_Information supplied_
>> BEGIN

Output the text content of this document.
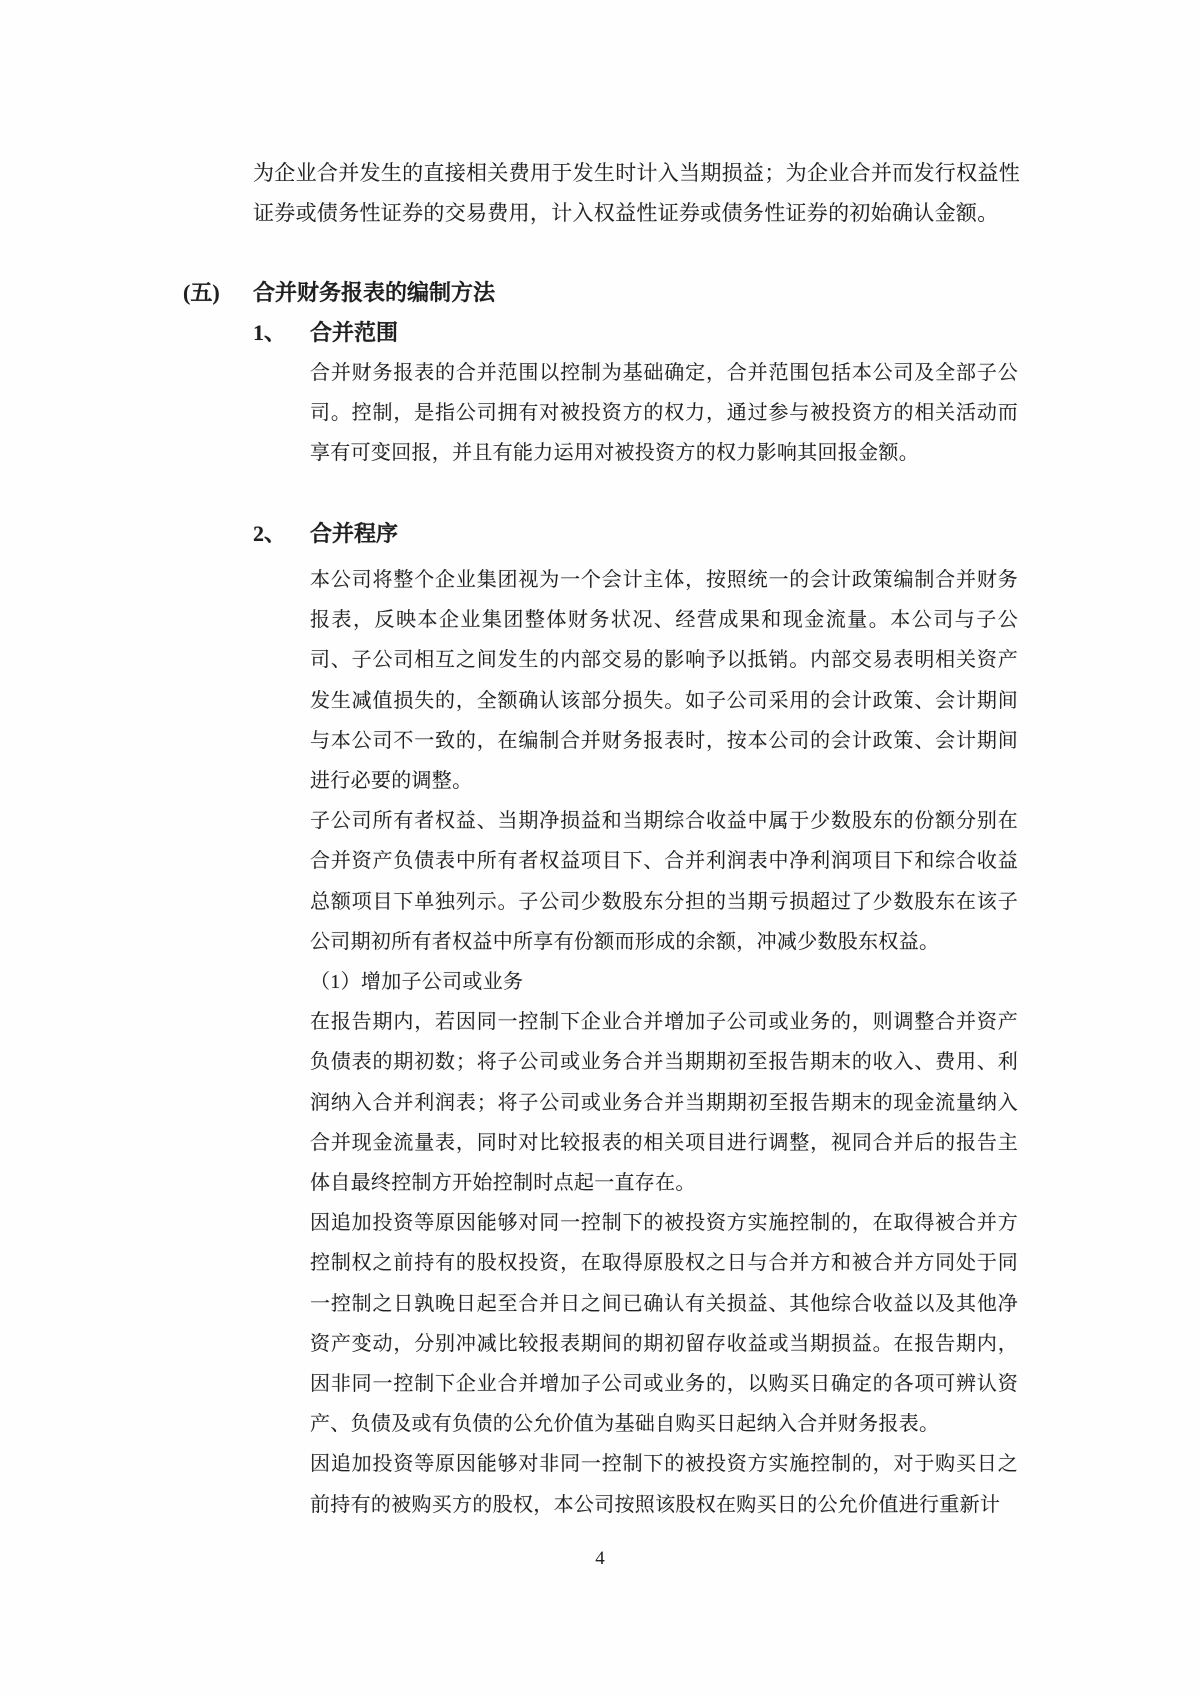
为企业合并发生的直接相关费用于发生时计入当期损益；为企业合并而发行权益性证券或债务性证券的交易费用，计入权益性证券或债务性证券的初始确认金额。

(五) 合并财务报表的编制方法
1、 合并范围

合并财务报表的合并范围以控制为基础确定，合并范围包括本公司及全部子公司。控制，是指公司拥有对被投资方的权力，通过参与被投资方的相关活动而享有可变回报，并且有能力运用对被投资方的权力影响其回报金额。

2、 合并程序

本公司将整个企业集团视为一个会计主体，按照统一的会计政策编制合并财务报表，反映本企业集团整体财务状况、经营成果和现金流量。本公司与子公司、子公司相互之间发生的内部交易的影响予以抵销。内部交易表明相关资产发生减值损失的，全额确认该部分损失。如子公司采用的会计政策、会计期间与本公司不一致的，在编制合并财务报表时，按本公司的会计政策、会计期间进行必要的调整。

子公司所有者权益、当期净损益和当期综合收益中属于少数股东的份额分别在合并资产负债表中所有者权益项目下、合并利润表中净利润项目下和综合收益总额项目下单独列示。子公司少数股东分担的当期亏损超过了少数股东在该子公司期初所有者权益中所享有份额而形成的余额，冲减少数股东权益。

（1）增加子公司或业务

在报告期内，若因同一控制下企业合并增加子公司或业务的，则调整合并资产负债表的期初数；将子公司或业务合并当期期初至报告期末的收入、费用、利润纳入合并利润表；将子公司或业务合并当期期初至报告期末的现金流量纳入合并现金流量表，同时对比较报表的相关项目进行调整，视同合并后的报告主体自最终控制方开始控制时点起一直存在。

因追加投资等原因能够对同一控制下的被投资方实施控制的，在取得被合并方控制权之前持有的股权投资，在取得原股权之日与合并方和被合并方同处于同一控制之日孰晚日起至合并日之间已确认有关损益、其他综合收益以及其他净资产变动，分别冲减比较报表期间的期初留存收益或当期损益。在报告期内，因非同一控制下企业合并增加子公司或业务的，以购买日确定的各项可辨认资产、负债及或有负债的公允价值为基础自购买日起纳入合并财务报表。

因追加投资等原因能够对非同一控制下的被投资方实施控制的，对于购买日之前持有的被购买方的股权，本公司按照该股权在购买日的公允价值进行重新计

4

>> END

_Written request_
All of the entries above should be copied exactly, except for the pictures.

_Solution to this exercise_
Output the text content of this document.
为企业合并发生的直接相关费用于发生时计入当期损益；为企业合并而发行权益性证券或债务性证券的交易费用，计入权益性证券或债务性证券的初始确认金额。

(五) 合并财务报表的编制方法
1、 合并范围

合并财务报表的合并范围以控制为基础确定，合并范围包括本公司及全部子公司。控制，是指公司拥有对被投资方的权力，通过参与被投资方的相关活动而享有可变回报，并且有能力运用对被投资方的权力影响其回报金额。

2、 合并程序

本公司将整个企业集团视为一个会计主体，按照统一的会计政策编制合并财务报表，反映本企业集团整体财务状况、经营成果和现金流量。本公司与子公司、子公司相互之间发生的内部交易的影响予以抵销。内部交易表明相关资产发生减值损失的，全额确认该部分损失。如子公司采用的会计政策、会计期间与本公司不一致的，在编制合并财务报表时，按本公司的会计政策、会计期间进行必要的调整。

子公司所有者权益、当期净损益和当期综合收益中属于少数股东的份额分别在合并资产负债表中所有者权益项目下、合并利润表中净利润项目下和综合收益总额项目下单独列示。子公司少数股东分担的当期亏损超过了少数股东在该子公司期初所有者权益中所享有份额而形成的余额，冲减少数股东权益。

（1）增加子公司或业务

在报告期内，若因同一控制下企业合并增加子公司或业务的，则调整合并资产负债表的期初数；将子公司或业务合并当期期初至报告期末的收入、费用、利润纳入合并利润表；将子公司或业务合并当期期初至报告期末的现金流量纳入合并现金流量表，同时对比较报表的相关项目进行调整，视同合并后的报告主体自最终控制方开始控制时点起一直存在。

因追加投资等原因能够对同一控制下的被投资方实施控制的，在取得被合并方控制权之前持有的股权投资，在取得原股权之日与合并方和被合并方同处于同一控制之日孰晚日起至合并日之间已确认有关损益、其他综合收益以及其他净资产变动，分别冲减比较报表期间的期初留存收益或当期损益。在报告期内，因非同一控制下企业合并增加子公司或业务的，以购买日确定的各项可辨认资产、负债及或有负债的公允价值为基础自购买日起纳入合并财务报表。

因追加投资等原因能够对非同一控制下的被投资方实施控制的，对于购买日之前持有的被购买方的股权，本公司按照该股权在购买日的公允价值进行重新计

4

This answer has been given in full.